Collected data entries
========================

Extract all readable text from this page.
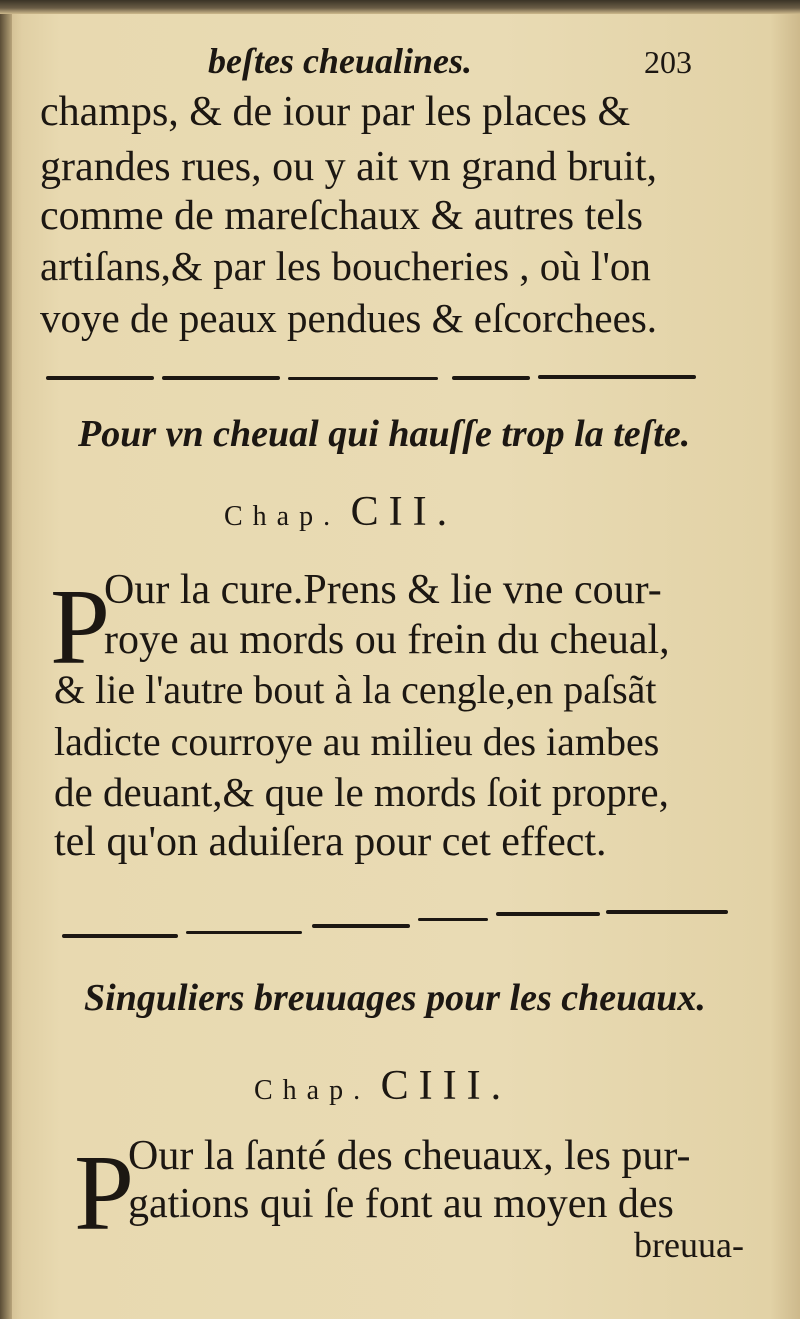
beſtes cheualines.	203
champs, & de iour par les places &
grandes rues, ou y ait vn grand bruit,
comme de mareſchaux & autres tels
artiſans,& par les boucheries , où l'on
voye de peaux pendues & eſcorchees.
Pour vn cheual qui hauſſe trop la teſte.
Chap. CII.
P
Our la cure.Prens & lie vne cour-
roye au mords ou frein du cheual,
& lie l'autre bout à la cengle,en paſsãt
ladicte courroye au milieu des iambes
de deuant,& que le mords ſoit propre,
tel qu'on aduiſera pour cet effect.
Singuliers breuuages pour les cheuaux.
Chap. CIII.
P
Our la ſanté des cheuaux, les pur-
gations qui ſe font au moyen des
breuua-
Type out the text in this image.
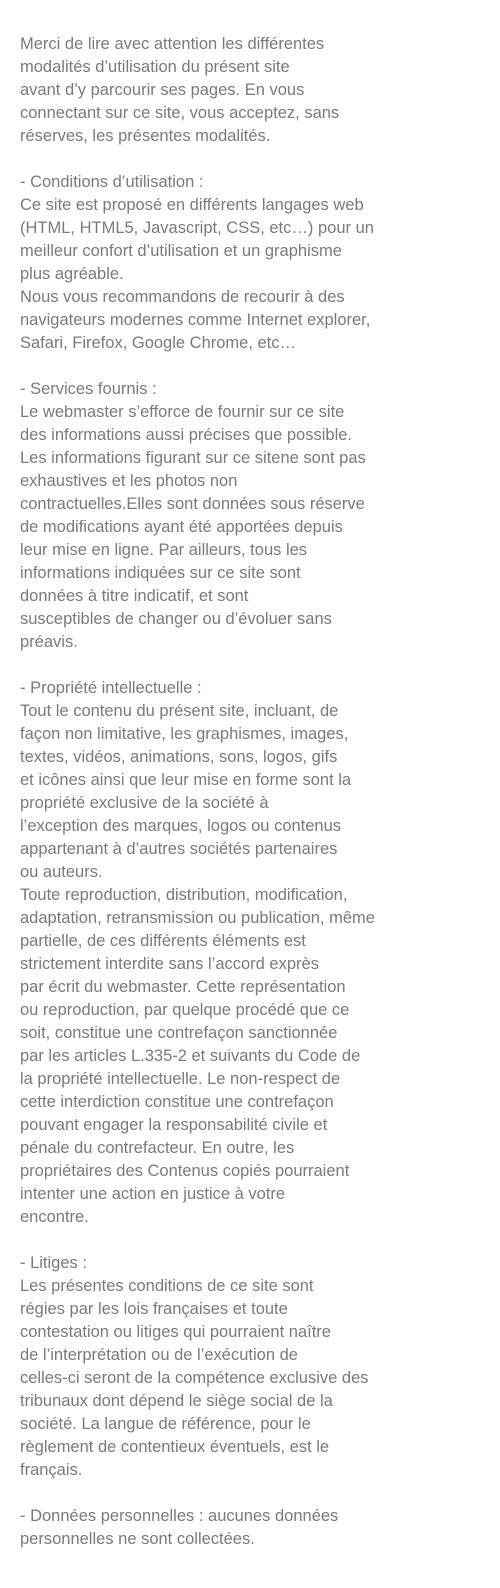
Merci de lire avec attention les différentes
modalités d’utilisation du présent site
avant d’y parcourir ses pages. En vous
connectant sur ce site, vous acceptez, sans
réserves, les présentes modalités.
- Conditions d’utilisation :
Ce site est proposé en différents langages web
(HTML, HTML5, Javascript, CSS, etc…) pour un
meilleur confort d’utilisation et un graphisme
plus agréable.
Nous vous recommandons de recourir à des
navigateurs modernes comme Internet explorer,
Safari, Firefox, Google Chrome, etc…
- Services fournis :
Le webmaster s’efforce de fournir sur ce site
des informations aussi précises que possible.
Les informations figurant sur ce sitene sont pas
exhaustives et les photos non
contractuelles.Elles sont données sous réserve
de modifications ayant été apportées depuis
leur mise en ligne. Par ailleurs, tous les
informations indiquées sur ce site sont
données à titre indicatif, et sont
susceptibles de changer ou d’évoluer sans
préavis.
- Propriété intellectuelle :
Tout le contenu du présent site, incluant, de
façon non limitative, les graphismes, images,
textes, vidéos, animations, sons, logos, gifs
et icônes ainsi que leur mise en forme sont la
propriété exclusive de la société à
l’exception des marques, logos ou contenus
appartenant à d’autres sociétés partenaires
ou auteurs.
Toute reproduction, distribution, modification,
adaptation, retransmission ou publication, même
partielle, de ces différents éléments est
strictement interdite sans l’accord exprès
par écrit du webmaster. Cette représentation
ou reproduction, par quelque procédé que ce
soit, constitue une contrefaçon sanctionnée
par les articles L.335-2 et suivants du Code de
la propriété intellectuelle. Le non-respect de
cette interdiction constitue une contrefaçon
pouvant engager la responsabilité civile et
pénale du contrefacteur. En outre, les
propriétaires des Contenus copiés pourraient
intenter une action en justice à votre
encontre.
- Litiges :
Les présentes conditions de ce site sont
régies par les lois françaises et toute
contestation ou litiges qui pourraient naître
de l’interprétation ou de l’exécution de
celles-ci seront de la compétence exclusive des
tribunaux dont dépend le siège social de la
société. La langue de référence, pour le
règlement de contentieux éventuels, est le
français.
- Données personnelles : aucunes données
personnelles ne sont collectées.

========================

Where a line contains the string "exclusive", extract that line.

propriété exclusive de la société à
celles-ci seront de la compétence exclusive des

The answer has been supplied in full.